(Layout element annotations)
────────────────

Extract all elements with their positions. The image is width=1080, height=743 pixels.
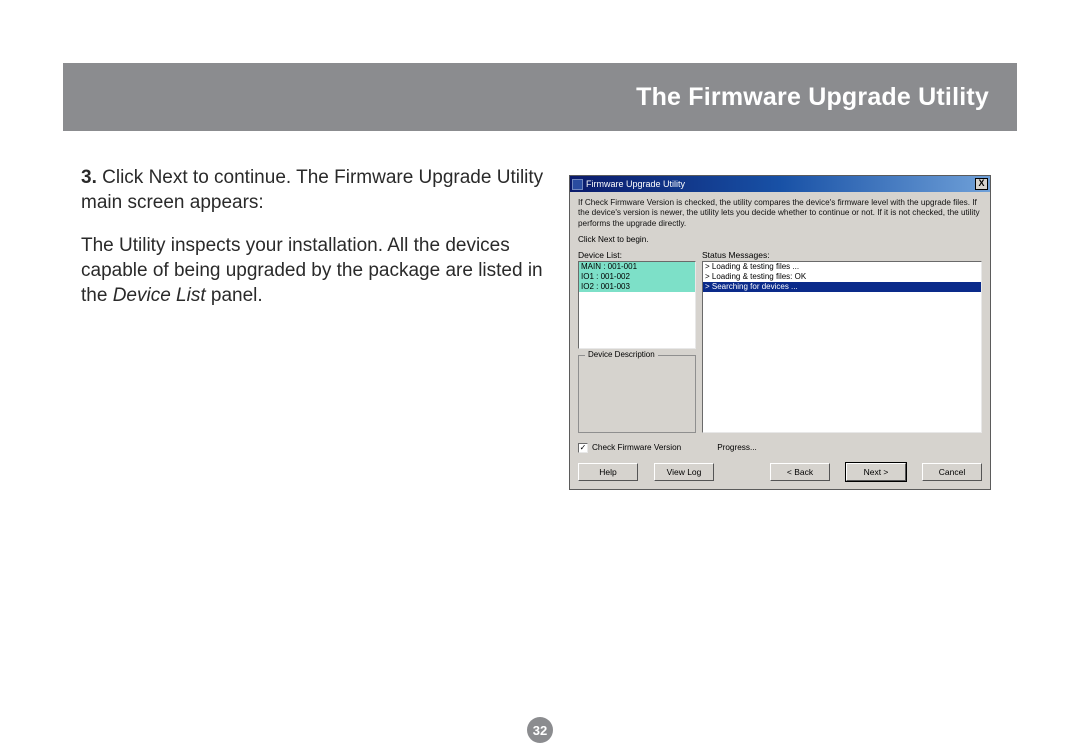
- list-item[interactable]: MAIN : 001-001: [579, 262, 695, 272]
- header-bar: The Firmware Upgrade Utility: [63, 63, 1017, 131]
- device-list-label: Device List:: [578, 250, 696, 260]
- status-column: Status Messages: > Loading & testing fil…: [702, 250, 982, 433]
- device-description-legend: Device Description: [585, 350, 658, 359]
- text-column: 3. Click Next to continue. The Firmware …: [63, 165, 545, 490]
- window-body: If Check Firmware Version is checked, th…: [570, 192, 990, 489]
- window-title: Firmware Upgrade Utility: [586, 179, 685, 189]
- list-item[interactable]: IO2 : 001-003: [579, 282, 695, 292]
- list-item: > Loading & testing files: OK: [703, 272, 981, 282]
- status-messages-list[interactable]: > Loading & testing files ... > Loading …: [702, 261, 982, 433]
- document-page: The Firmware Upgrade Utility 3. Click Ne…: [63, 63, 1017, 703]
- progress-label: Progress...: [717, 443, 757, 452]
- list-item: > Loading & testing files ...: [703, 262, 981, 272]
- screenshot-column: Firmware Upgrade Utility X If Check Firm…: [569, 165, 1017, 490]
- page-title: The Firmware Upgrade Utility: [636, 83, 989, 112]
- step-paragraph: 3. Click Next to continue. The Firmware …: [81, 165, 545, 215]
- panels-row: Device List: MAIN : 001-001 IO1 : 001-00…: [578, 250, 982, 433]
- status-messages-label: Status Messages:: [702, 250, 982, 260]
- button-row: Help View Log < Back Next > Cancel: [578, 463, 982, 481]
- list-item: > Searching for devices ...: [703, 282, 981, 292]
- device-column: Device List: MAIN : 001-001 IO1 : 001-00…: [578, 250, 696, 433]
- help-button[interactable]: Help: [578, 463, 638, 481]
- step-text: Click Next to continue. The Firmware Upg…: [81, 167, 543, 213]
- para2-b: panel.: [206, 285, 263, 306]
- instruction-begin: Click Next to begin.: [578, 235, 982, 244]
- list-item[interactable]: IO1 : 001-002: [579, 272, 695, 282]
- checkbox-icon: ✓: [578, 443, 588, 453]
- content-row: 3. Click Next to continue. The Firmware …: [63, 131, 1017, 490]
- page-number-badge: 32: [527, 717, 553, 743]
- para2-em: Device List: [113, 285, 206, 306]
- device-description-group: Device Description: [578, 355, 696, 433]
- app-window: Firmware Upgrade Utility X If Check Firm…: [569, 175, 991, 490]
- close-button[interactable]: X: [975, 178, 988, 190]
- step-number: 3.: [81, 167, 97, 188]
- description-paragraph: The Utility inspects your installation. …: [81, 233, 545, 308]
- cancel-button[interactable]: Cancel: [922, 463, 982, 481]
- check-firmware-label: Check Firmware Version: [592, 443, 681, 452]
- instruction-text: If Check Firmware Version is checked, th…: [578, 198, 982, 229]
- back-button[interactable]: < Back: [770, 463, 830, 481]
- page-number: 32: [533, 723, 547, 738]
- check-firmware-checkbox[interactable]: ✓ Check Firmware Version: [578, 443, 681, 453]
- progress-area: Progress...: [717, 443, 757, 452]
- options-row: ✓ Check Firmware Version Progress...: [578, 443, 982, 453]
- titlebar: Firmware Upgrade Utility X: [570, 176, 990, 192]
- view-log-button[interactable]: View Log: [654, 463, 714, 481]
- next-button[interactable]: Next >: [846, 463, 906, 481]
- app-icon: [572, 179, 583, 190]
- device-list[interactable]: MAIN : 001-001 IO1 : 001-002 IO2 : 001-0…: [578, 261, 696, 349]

────────────────

Arrange the lines above as a Markdown table with two columns, "No." for the row number and "Line" for the line itself, leaving out blank lines and the pictures.

Result below ▸
| No. | Line |
|---|---|
| 1 | Extract all elements with their positions. The image is width=1080, height=743 pixels. |
| 2 | - list-item[interactable]: MAIN : 001-001: [579, 262, 695, 272] |
| 3 | - header-bar: The Firmware Upgrade Utility: [63, 63, 1017, 131] |
| 4 | - device-list-label: Device List:: [578, 250, 696, 260] |
| 5 | - status-column: Status Messages: > Loading & testing fil…: [702, 250, 982, 433] |
| 6 | - device-description-legend: Device Description: [585, 350, 658, 359] |
| 7 | - text-column: 3. Click Next to continue. The Firmware …: [63, 165, 545, 490] |
| 8 | - window-body: If Check Firmware Version is checked, th…: [570, 192, 990, 489] |
| 9 | - window-title: Firmware Upgrade Utility: [586, 179, 685, 189] |
| 10 | - list-item[interactable]: IO2 : 001-003: [579, 282, 695, 292] |
| 11 | - list-item: > Loading & testing files: OK: [703, 272, 981, 282] |
| 12 | - status-messages-list[interactable]: > Loading & testing files ... > Loading …: [702, 261, 982, 433] |
| 13 | - document-page: The Firmware Upgrade Utility 3. Click Ne…: [63, 63, 1017, 703] |
| 14 | - progress-label: Progress...: [717, 443, 757, 452] |
| 15 | - list-item: > Loading & testing files ...: [703, 262, 981, 272] |
| 16 | - screenshot-column: Firmware Upgrade Utility X If Check Firm…: [569, 165, 1017, 490] |
| 17 | - page-title: The Firmware Upgrade Utility: [636, 83, 989, 112] |
| 18 | - step-paragraph: 3. Click Next to continue. The Firmware …: [81, 165, 545, 215] |
| 19 | - panels-row: Device List: MAIN : 001-001 IO1 : 001-00…: [578, 250, 982, 433] |
| 20 | - status-messages-label: Status Messages:: [702, 250, 982, 260] |
| 21 | - button-row: Help View Log < Back Next > Cancel: [578, 463, 982, 481] |
| 22 | - list-item: > Searching for devices ...: [703, 282, 981, 292] |
| 23 | - device-column: Device List: MAIN : 001-001 IO1 : 001-00…: [578, 250, 696, 433] |
| 24 | - help-button[interactable]: Help: [578, 463, 638, 481] |
| 25 | - step-text: Click Next to continue. The Firmware Upg…: [81, 167, 543, 213] |
| 26 | - para2-b: panel.: [206, 285, 263, 306] |
| 27 | - instruction-begin: Click Next to begin.: [578, 235, 982, 244] |
| 28 | - list-item[interactable]: IO1 : 001-002: [579, 272, 695, 282] |
| 29 | - checkbox-icon: ✓: [578, 443, 588, 453] |
| 30 | - content-row: 3. Click Next to continue. The Firmware …: [63, 131, 1017, 490] |
| 31 | - page-number-badge: 32: [527, 717, 553, 743] |
| 32 | - para2-em: Device List: [113, 285, 206, 306] |
| 33 | - device-description-group: Device Description: [578, 355, 696, 433] |
| 34 | - app-window: Firmware Upgrade Utility X If Check Firm…: [569, 175, 991, 490] |
| 35 | - close-button[interactable]: X: [975, 178, 988, 190] |
| 36 | - step-number: 3.: [81, 167, 97, 188] |
| 37 | - description-paragraph: The Utility inspects your installation. …: [81, 233, 545, 308] |
| 38 | - cancel-button[interactable]: Cancel: [922, 463, 982, 481] |
| 39 | - check-firmware-label: Check Firmware Version: [592, 443, 681, 452] |
| 40 | - instruction-text: If Check Firmware Version is checked, th…: [578, 198, 982, 229] |
| 41 | - back-button[interactable]: < Back: [770, 463, 830, 481] |
| 42 | - page-number: 32: [533, 723, 547, 738] |
| 43 | - check-firmware-checkbox[interactable]: ✓ Check Firmware Version: [578, 443, 681, 453] |
| 44 | - progress-area: Progress...: [717, 443, 757, 452] |
| 45 | - options-row: ✓ Check Firmware Version Progress...: [578, 443, 982, 453] |
| 46 | - titlebar: Firmware Upgrade Utility X: [570, 176, 990, 192] |
| 47 | - view-log-button[interactable]: View Log: [654, 463, 714, 481] |
| 48 | - next-button[interactable]: Next >: [846, 463, 906, 481] |
| 49 | - app-icon: [572, 179, 583, 190] |
| 50 | - device-list[interactable]: MAIN : 001-001 IO1 : 001-002 IO2 : 001-0…: [578, 261, 696, 349] |